Aim: An exact reproduction of the records is required, with all images left out.

Given data:

---*---

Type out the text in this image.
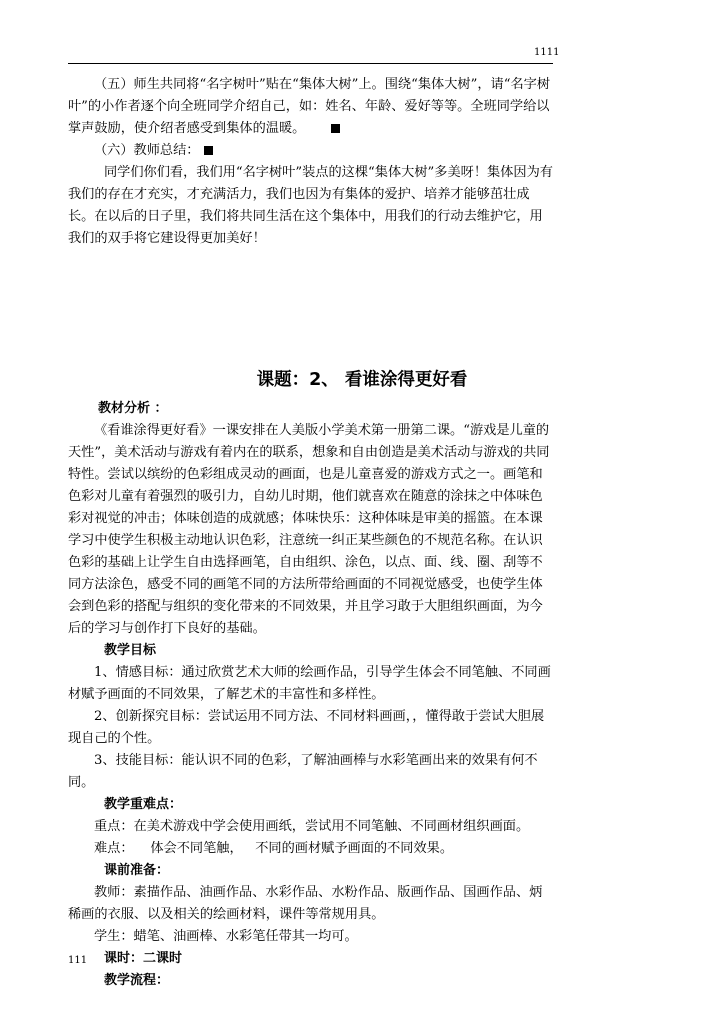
1111

（五）师生共同将“名字树叶”贴在“集体大树”上。围绕“集体大树”，请“名字树叶”的小作者逐个向全班同学介绍自己，如：姓名、年龄、爱好等等。全班同学给以掌声鼓励，使介绍者感受到集体的温暖。

（六）教师总结：

同学们你们看，我们用“名字树叶”装点的这棵“集体大树”多美呀！集体因为有我们的存在才充实，才充满活力，我们也因为有集体的爱护、培养才能够茁壮成长。在以后的日子里，我们将共同生活在这个集体中，用我们的行动去维护它，用我们的双手将它建设得更加美好！

课题：2、 看谁涂得更好看

教材分析 ：

《看谁涂得更好看》一课安排在人美版小学美术第一册第二课。“游戏是儿童的天性”，美术活动与游戏有着内在的联系，想象和自由创造是美术活动与游戏的共同特性。尝试以缤纷的色彩组成灵动的画面，也是儿童喜爱的游戏方式之一。画笔和色彩对儿童有着强烈的吸引力，自幼儿时期，他们就喜欢在随意的涂抹之中体味色彩对视觉的冲击；体味创造的成就感；体味快乐：这种体味是审美的摇篮。在本课学习中使学生积极主动地认识色彩，注意统一纠正某些颜色的不规范名称。在认识色彩的基础上让学生自由选择画笔，自由组织、涂色，以点、面、线、圈、刮等不同方法涂色，感受不同的画笔不同的方法所带给画面的不同视觉感受，也使学生体会到色彩的搭配与组织的变化带来的不同效果，并且学习敢于大胆组织画面，为今后的学习与创作打下良好的基础。

教学目标

1、情感目标：通过欣赏艺术大师的绘画作品，引导学生体会不同笔触、不同画材赋予画面的不同效果，了解艺术的丰富性和多样性。

2、创新探究目标：尝试运用不同方法、不同材料画画，，懂得敢于尝试大胆展现自己的个性。

3、技能目标：能认识不同的色彩，了解油画棒与水彩笔画出来的效果有何不同。

教学重难点：

重点：在美术游戏中学会使用画纸，尝试用不同笔触、不同画材组织画面。

难点：    体会不同笔触，   不同的画材赋予画面的不同效果。

课前准备：

教师：素描作品、油画作品、水彩作品、水粉作品、版画作品、国画作品、炳稀画的衣服、以及相关的绘画材料，课件等常规用具。

学生：蜡笔、油画棒、水彩笔任带其一均可。

课时：二课时

教学流程：

111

---*---

Task result:
Type out the text in this image.
1111

（五）师生共同将“名字树叶”贴在“集体大树”上。围绕“集体大树”，请“名字树叶”的小作者逐个向全班同学介绍自己，如：姓名、年龄、爱好等等。全班同学给以掌声鼓励，使介绍者感受到集体的温暖。

（六）教师总结：

同学们你们看，我们用“名字树叶”装点的这棵“集体大树”多美呀！集体因为有我们的存在才充实，才充满活力，我们也因为有集体的爱护、培养才能够茁壮成长。在以后的日子里，我们将共同生活在这个集体中，用我们的行动去维护它，用我们的双手将它建设得更加美好！

课题：2、 看谁涂得更好看

教材分析 ：

《看谁涂得更好看》一课安排在人美版小学美术第一册第二课。“游戏是儿童的天性”，美术活动与游戏有着内在的联系，想象和自由创造是美术活动与游戏的共同特性。尝试以缤纷的色彩组成灵动的画面，也是儿童喜爱的游戏方式之一。画笔和色彩对儿童有着强烈的吸引力，自幼儿时期，他们就喜欢在随意的涂抹之中体味色彩对视觉的冲击；体味创造的成就感；体味快乐：这种体味是审美的摇篮。在本课学习中使学生积极主动地认识色彩，注意统一纠正某些颜色的不规范名称。在认识色彩的基础上让学生自由选择画笔，自由组织、涂色，以点、面、线、圈、刮等不同方法涂色，感受不同的画笔不同的方法所带给画面的不同视觉感受，也使学生体会到色彩的搭配与组织的变化带来的不同效果，并且学习敢于大胆组织画面，为今后的学习与创作打下良好的基础。

教学目标

1、情感目标：通过欣赏艺术大师的绘画作品，引导学生体会不同笔触、不同画材赋予画面的不同效果，了解艺术的丰富性和多样性。

2、创新探究目标：尝试运用不同方法、不同材料画画，，懂得敢于尝试大胆展现自己的个性。

3、技能目标：能认识不同的色彩，了解油画棒与水彩笔画出来的效果有何不同。

教学重难点：

重点：在美术游戏中学会使用画纸，尝试用不同笔触、不同画材组织画面。

难点：    体会不同笔触，   不同的画材赋予画面的不同效果。

课前准备：

教师：素描作品、油画作品、水彩作品、水粉作品、版画作品、国画作品、炳稀画的衣服、以及相关的绘画材料，课件等常规用具。

学生：蜡笔、油画棒、水彩笔任带其一均可。

课时：二课时

教学流程：

111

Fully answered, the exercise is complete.